------ ROWS
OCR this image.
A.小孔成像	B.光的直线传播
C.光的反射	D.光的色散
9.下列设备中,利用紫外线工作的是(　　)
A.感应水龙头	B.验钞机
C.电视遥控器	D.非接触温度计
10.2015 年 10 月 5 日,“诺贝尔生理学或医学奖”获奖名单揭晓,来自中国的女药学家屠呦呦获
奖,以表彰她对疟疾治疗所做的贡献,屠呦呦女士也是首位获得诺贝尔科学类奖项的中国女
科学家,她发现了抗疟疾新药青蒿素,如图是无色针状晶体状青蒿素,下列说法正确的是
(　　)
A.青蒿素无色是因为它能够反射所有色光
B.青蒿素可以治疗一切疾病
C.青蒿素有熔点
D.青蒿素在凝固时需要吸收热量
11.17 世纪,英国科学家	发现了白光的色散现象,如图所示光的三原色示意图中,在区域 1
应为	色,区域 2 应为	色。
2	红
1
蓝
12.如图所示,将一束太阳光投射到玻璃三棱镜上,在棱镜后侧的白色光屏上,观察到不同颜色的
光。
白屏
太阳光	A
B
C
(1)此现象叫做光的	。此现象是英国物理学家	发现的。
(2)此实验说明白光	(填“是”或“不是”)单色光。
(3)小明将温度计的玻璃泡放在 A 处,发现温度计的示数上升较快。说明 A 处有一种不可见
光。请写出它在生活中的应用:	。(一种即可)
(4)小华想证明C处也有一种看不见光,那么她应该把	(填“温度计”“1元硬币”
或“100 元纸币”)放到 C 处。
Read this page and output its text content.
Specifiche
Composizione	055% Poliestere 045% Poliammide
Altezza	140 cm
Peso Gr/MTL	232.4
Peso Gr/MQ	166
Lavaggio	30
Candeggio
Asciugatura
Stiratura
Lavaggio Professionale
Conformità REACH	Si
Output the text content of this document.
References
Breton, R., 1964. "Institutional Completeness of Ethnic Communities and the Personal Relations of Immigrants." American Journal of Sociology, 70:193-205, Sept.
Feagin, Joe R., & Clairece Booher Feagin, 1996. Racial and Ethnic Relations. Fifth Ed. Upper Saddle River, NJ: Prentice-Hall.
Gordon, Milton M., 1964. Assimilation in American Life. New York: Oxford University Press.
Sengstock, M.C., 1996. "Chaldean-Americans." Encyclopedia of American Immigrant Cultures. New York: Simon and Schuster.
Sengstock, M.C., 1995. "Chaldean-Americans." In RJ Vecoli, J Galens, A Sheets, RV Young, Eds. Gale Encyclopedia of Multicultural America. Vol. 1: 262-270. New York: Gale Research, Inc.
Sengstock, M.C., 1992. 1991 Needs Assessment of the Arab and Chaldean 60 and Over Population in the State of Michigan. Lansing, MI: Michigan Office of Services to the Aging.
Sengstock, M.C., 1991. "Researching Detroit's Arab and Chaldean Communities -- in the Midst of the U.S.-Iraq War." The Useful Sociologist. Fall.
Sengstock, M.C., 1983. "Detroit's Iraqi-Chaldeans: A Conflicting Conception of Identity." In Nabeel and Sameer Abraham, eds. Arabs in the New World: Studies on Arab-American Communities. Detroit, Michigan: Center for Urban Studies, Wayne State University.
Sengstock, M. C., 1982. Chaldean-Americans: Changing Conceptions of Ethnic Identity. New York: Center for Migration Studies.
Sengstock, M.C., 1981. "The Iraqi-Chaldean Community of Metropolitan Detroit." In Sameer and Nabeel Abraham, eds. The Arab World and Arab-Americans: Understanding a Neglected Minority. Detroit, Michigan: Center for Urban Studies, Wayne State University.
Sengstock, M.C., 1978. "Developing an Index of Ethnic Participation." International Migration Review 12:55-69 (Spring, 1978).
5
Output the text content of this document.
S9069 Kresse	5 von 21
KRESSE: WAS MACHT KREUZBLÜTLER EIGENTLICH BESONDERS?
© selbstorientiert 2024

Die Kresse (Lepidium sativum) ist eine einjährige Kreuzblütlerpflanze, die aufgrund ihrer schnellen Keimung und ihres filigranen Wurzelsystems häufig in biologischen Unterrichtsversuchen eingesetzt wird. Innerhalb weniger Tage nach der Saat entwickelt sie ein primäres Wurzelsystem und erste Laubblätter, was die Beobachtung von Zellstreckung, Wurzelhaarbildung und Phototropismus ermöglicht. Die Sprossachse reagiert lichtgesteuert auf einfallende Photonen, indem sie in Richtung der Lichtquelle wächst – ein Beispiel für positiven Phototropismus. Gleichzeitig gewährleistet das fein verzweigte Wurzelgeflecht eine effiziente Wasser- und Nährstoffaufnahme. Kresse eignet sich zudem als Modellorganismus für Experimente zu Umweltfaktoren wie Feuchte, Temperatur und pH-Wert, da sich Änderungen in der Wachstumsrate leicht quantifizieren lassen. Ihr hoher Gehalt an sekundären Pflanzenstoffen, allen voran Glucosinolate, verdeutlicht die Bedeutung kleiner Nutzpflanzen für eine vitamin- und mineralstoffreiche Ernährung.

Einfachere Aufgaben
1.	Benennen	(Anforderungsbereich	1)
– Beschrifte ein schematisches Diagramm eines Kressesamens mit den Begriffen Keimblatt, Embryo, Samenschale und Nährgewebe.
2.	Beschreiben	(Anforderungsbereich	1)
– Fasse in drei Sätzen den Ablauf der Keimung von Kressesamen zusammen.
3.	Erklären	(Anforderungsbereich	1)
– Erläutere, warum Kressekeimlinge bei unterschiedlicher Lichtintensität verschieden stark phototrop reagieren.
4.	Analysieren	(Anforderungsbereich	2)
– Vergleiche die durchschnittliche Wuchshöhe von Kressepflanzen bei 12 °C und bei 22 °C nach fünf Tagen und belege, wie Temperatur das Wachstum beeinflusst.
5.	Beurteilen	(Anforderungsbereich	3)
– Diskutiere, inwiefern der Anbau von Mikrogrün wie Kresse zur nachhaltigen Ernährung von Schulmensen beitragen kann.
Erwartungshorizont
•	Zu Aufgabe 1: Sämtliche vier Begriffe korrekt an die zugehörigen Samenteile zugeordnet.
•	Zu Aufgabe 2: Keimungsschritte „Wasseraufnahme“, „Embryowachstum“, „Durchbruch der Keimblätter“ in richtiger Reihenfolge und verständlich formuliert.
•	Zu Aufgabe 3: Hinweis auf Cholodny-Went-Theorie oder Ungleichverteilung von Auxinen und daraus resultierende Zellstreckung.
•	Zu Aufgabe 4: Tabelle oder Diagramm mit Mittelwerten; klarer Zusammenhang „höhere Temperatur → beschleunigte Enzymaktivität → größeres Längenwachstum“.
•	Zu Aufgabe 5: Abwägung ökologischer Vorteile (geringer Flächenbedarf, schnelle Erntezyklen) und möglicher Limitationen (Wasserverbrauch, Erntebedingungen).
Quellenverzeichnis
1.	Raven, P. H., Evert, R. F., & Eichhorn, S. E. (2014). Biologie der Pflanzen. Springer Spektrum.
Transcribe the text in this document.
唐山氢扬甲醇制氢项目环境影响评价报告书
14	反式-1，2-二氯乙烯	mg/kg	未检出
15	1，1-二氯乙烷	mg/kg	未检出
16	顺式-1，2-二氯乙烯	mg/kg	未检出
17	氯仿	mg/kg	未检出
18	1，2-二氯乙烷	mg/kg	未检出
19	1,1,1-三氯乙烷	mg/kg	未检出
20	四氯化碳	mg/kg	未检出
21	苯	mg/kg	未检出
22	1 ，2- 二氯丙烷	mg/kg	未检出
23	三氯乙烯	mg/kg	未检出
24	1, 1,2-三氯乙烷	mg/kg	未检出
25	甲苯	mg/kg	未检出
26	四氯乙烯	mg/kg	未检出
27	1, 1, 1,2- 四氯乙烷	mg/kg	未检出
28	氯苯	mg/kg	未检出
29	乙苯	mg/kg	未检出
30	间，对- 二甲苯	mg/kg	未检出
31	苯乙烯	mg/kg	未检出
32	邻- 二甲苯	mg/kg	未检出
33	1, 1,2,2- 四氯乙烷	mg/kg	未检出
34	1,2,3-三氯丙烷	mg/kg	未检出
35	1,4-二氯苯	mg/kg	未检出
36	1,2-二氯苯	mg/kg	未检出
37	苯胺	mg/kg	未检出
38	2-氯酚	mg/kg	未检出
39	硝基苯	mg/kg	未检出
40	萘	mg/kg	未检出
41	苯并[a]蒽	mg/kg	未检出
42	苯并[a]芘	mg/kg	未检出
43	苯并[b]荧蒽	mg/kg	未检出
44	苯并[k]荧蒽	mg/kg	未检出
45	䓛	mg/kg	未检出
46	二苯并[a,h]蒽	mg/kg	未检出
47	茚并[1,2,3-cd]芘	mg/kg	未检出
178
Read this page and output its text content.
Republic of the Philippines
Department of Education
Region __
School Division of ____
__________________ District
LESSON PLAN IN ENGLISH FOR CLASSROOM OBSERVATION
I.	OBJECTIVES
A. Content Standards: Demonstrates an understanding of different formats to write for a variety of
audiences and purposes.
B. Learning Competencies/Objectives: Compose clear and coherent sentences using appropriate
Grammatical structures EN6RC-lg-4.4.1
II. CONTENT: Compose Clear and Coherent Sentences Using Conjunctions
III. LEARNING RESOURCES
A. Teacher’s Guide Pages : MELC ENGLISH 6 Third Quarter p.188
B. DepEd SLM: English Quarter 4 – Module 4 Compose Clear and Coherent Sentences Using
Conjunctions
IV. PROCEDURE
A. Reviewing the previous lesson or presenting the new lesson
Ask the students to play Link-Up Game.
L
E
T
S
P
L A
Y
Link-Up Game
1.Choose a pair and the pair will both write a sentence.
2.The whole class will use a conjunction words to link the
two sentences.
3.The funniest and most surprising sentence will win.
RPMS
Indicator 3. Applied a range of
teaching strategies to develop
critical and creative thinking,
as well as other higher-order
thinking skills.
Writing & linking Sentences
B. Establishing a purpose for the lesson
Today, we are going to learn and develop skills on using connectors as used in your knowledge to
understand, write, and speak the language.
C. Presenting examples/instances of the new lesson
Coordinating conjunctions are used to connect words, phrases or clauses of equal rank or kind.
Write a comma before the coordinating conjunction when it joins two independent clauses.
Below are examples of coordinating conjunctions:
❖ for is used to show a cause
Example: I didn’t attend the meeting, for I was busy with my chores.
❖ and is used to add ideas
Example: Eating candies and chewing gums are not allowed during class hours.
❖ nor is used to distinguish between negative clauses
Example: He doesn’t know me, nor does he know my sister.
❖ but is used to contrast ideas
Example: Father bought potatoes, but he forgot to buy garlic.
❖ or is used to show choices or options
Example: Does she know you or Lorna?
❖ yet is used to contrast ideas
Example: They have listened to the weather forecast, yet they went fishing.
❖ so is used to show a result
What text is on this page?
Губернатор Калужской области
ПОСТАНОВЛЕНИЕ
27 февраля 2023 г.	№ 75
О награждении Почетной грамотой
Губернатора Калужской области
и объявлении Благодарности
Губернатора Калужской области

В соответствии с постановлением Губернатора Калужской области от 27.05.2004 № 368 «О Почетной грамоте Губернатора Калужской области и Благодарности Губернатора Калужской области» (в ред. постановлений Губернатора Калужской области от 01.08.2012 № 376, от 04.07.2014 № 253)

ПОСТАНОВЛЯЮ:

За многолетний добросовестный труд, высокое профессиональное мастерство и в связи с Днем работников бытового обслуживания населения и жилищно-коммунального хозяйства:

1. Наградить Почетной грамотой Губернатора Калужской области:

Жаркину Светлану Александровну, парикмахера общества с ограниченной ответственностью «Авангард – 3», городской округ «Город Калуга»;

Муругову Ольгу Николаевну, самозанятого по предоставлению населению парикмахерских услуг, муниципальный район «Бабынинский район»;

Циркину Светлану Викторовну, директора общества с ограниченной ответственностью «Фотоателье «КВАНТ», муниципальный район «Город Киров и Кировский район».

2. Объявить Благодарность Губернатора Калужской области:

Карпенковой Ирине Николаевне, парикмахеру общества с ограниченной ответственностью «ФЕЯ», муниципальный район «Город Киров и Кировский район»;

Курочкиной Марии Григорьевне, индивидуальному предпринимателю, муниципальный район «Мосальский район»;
------------
* _SET TASK_
The required output is the span of lines from the one containing "What text is on this page?" to the last line, reproduced character for character.

* _ANSWER FOR THIS EXERCISE_
What text is on this page?
Губернатор Калужской области
ПОСТАНОВЛЕНИЕ
27 февраля 2023 г.	№ 75
О награждении Почетной грамотой
Губернатора Калужской области
и объявлении Благодарности
Губернатора Калужской области

В соответствии с постановлением Губернатора Калужской области от 27.05.2004 № 368 «О Почетной грамоте Губернатора Калужской области и Благодарности Губернатора Калужской области» (в ред. постановлений Губернатора Калужской области от 01.08.2012 № 376, от 04.07.2014 № 253)

ПОСТАНОВЛЯЮ:

За многолетний добросовестный труд, высокое профессиональное мастерство и в связи с Днем работников бытового обслуживания населения и жилищно-коммунального хозяйства:

1. Наградить Почетной грамотой Губернатора Калужской области:

Жаркину Светлану Александровну, парикмахера общества с ограниченной ответственностью «Авангард – 3», городской округ «Город Калуга»;

Муругову Ольгу Николаевну, самозанятого по предоставлению населению парикмахерских услуг, муниципальный район «Бабынинский район»;

Циркину Светлану Викторовну, директора общества с ограниченной ответственностью «Фотоателье «КВАНТ», муниципальный район «Город Киров и Кировский район».

2. Объявить Благодарность Губернатора Калужской области:

Карпенковой Ирине Николаевне, парикмахеру общества с ограниченной ответственностью «ФЕЯ», муниципальный район «Город Киров и Кировский район»;

Курочкиной Марии Григорьевне, индивидуальному предпринимателю, муниципальный район «Мосальский район»;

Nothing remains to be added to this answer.